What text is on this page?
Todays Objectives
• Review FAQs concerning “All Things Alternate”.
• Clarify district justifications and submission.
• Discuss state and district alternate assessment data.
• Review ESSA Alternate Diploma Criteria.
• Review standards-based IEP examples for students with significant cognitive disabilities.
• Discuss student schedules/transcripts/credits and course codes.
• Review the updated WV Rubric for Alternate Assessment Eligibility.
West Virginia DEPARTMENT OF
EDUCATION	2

● **Goal**
Reproduce the data, keeping every line exactly the same.

● **Exercise result**
What text is on this page?
Todays Objectives
• Review FAQs concerning “All Things Alternate”.
• Clarify district justifications and submission.
• Discuss state and district alternate assessment data.
• Review ESSA Alternate Diploma Criteria.
• Review standards-based IEP examples for students with significant cognitive disabilities.
• Discuss student schedules/transcripts/credits and course codes.
• Review the updated WV Rubric for Alternate Assessment Eligibility.
West Virginia DEPARTMENT OF
EDUCATION	2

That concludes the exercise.